● INFORMATION PROVIDED:
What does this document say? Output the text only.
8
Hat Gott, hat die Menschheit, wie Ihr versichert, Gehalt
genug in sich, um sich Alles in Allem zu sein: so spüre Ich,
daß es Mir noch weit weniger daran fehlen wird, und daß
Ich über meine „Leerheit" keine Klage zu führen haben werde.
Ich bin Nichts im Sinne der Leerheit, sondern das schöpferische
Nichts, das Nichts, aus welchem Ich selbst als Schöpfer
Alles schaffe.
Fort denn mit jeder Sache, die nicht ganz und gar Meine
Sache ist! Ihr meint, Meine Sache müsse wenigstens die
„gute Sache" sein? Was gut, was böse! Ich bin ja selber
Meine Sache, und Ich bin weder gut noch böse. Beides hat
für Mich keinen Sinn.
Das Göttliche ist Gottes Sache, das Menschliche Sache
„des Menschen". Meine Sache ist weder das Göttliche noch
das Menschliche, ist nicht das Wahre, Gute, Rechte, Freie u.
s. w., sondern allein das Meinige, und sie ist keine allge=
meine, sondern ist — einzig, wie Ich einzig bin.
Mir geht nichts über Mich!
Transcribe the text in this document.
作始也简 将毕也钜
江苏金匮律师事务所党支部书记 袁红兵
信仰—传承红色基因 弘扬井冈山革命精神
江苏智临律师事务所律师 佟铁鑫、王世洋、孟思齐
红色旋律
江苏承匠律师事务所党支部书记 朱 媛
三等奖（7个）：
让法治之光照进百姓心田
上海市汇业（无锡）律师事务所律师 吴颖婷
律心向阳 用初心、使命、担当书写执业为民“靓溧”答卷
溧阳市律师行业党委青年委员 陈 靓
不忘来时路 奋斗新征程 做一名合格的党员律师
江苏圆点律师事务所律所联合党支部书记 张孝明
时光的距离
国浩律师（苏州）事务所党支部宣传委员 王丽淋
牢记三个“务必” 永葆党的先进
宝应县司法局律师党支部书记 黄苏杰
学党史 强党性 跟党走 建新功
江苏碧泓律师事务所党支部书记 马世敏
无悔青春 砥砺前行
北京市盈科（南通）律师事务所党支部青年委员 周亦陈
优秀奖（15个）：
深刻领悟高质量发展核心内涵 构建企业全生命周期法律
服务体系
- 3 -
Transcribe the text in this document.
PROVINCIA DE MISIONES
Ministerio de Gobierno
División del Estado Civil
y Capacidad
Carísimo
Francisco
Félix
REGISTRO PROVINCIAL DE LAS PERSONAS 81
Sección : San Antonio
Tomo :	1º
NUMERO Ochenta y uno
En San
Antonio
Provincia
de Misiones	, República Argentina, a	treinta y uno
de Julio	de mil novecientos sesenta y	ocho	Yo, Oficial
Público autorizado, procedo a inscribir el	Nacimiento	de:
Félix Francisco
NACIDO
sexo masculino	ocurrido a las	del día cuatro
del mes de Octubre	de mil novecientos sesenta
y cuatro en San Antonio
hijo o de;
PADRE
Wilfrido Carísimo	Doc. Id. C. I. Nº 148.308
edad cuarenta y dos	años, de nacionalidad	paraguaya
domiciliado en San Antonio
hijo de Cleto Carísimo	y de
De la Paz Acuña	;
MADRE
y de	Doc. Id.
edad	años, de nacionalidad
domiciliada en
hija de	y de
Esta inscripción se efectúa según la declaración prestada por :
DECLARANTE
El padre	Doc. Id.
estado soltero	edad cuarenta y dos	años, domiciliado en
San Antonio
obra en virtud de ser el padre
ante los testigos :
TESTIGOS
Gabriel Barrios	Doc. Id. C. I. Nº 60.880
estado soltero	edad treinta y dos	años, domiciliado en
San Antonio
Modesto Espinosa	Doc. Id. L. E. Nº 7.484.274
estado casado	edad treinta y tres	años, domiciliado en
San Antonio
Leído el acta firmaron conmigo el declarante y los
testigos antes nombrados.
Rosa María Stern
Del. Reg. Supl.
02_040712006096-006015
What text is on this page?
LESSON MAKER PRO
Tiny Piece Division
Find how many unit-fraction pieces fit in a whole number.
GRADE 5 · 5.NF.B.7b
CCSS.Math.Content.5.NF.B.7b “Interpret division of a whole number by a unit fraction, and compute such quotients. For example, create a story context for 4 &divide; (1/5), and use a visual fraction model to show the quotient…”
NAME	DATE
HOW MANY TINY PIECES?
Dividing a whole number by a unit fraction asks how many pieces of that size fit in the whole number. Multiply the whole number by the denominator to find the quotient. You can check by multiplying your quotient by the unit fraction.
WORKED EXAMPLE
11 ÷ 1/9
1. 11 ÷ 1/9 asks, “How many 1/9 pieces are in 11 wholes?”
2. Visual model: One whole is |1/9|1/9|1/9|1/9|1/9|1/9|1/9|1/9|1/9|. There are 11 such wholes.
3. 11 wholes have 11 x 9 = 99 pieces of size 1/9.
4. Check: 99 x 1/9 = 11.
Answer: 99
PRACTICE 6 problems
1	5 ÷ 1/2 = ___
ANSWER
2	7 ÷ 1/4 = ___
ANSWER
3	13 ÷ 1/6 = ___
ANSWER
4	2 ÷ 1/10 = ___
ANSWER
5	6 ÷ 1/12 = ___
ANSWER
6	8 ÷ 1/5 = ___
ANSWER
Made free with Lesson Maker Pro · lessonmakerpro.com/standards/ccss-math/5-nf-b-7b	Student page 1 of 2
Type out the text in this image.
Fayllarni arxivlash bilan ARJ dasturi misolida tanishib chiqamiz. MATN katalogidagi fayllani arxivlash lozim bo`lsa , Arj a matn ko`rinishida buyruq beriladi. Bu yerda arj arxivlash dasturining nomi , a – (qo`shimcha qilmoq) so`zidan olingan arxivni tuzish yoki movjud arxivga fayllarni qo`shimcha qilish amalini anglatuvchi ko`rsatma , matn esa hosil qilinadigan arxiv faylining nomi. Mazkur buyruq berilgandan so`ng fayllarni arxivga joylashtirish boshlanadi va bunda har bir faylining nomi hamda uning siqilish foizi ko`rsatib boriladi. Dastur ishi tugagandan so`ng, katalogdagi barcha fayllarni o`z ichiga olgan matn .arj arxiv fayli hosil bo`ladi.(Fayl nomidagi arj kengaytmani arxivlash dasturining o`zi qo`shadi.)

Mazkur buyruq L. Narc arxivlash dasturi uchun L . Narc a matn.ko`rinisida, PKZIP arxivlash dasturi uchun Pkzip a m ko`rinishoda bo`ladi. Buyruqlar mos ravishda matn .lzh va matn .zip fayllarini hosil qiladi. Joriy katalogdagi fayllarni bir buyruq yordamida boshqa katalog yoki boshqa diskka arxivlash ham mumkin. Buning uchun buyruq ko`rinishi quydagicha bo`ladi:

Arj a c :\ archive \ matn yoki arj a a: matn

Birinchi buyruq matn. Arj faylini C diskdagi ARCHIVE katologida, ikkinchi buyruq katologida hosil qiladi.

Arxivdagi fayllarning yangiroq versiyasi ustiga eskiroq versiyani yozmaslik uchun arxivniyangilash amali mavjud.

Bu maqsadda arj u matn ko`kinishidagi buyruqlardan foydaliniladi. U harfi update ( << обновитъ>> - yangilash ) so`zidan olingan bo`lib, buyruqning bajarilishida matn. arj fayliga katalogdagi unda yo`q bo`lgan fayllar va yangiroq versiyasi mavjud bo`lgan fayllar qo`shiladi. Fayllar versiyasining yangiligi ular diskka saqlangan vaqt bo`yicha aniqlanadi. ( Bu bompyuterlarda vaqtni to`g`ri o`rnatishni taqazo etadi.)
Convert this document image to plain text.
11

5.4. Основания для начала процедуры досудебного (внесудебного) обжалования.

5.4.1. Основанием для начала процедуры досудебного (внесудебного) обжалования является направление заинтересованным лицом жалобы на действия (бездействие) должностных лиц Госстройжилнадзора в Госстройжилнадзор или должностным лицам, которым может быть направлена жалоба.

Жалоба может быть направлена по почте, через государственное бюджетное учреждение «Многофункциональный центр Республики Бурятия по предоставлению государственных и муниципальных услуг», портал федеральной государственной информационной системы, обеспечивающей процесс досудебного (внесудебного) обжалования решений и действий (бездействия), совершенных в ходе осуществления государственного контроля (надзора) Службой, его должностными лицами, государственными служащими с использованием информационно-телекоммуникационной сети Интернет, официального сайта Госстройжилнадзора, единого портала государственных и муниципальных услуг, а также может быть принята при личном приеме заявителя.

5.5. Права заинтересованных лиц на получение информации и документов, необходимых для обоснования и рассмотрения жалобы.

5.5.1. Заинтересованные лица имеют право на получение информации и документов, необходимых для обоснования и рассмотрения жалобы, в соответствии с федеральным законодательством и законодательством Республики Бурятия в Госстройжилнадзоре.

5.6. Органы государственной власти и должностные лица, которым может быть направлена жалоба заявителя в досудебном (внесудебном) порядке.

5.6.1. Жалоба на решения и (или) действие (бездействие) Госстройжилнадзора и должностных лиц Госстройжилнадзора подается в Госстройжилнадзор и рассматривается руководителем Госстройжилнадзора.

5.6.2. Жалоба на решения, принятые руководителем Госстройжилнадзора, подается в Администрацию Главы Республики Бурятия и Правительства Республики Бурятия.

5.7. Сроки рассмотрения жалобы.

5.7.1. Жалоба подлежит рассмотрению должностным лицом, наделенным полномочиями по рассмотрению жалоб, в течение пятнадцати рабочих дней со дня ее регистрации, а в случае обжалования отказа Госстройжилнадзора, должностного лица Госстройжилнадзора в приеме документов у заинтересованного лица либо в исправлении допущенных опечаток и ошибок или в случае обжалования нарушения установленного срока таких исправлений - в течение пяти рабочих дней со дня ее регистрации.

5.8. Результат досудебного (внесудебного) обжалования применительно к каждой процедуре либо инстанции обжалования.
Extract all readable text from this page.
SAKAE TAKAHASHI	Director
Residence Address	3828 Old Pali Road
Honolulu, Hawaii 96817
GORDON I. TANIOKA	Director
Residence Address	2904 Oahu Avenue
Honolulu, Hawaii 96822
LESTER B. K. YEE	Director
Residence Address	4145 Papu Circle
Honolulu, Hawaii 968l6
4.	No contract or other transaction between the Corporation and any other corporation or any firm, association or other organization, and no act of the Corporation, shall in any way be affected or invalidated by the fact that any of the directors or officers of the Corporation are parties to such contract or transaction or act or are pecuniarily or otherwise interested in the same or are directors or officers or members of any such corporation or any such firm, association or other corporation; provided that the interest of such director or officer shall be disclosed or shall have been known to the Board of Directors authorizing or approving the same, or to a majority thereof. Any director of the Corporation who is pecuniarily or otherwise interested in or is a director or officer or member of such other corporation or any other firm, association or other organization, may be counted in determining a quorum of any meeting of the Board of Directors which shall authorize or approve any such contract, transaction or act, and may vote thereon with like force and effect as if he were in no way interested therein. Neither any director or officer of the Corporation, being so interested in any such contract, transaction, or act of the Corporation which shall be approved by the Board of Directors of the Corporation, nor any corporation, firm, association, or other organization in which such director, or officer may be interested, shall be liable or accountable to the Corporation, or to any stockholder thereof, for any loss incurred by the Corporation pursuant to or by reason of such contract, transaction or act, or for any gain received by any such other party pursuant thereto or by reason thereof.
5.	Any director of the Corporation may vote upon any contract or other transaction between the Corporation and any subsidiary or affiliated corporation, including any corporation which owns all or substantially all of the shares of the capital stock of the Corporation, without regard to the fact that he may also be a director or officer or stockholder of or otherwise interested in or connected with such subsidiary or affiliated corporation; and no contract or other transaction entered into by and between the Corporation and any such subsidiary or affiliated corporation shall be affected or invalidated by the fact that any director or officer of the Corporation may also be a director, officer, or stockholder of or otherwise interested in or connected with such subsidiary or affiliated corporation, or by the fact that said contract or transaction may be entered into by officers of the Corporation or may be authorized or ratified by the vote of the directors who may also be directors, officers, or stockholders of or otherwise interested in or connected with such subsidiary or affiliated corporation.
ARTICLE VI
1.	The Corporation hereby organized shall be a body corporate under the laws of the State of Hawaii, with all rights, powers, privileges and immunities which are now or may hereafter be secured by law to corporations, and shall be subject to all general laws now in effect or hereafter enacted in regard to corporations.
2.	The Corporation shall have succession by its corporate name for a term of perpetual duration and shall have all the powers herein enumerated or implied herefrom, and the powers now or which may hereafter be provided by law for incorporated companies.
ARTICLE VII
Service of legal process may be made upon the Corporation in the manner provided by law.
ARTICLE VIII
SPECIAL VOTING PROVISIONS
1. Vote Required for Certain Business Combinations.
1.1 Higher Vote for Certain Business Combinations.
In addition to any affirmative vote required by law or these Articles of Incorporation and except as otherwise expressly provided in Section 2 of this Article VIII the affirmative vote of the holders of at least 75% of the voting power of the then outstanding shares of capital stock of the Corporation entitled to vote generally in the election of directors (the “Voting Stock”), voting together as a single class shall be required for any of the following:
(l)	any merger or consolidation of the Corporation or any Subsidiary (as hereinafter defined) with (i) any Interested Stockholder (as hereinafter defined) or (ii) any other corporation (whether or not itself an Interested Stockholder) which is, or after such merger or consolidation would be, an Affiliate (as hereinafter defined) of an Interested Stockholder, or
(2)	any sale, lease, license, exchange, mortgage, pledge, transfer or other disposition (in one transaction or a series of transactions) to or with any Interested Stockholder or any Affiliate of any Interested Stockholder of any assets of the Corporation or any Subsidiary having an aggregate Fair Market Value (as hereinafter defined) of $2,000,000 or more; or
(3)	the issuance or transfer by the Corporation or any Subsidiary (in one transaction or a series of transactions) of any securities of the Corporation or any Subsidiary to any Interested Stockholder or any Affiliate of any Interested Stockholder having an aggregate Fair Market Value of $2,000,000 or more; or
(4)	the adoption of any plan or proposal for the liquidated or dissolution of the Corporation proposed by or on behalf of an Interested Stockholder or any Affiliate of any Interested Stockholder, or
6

● TASK STATEMENT:
Check each line of the data above for the word "powers" and say how many lines contain it, giving nothing besides the number.

● THE SOLUTION:
2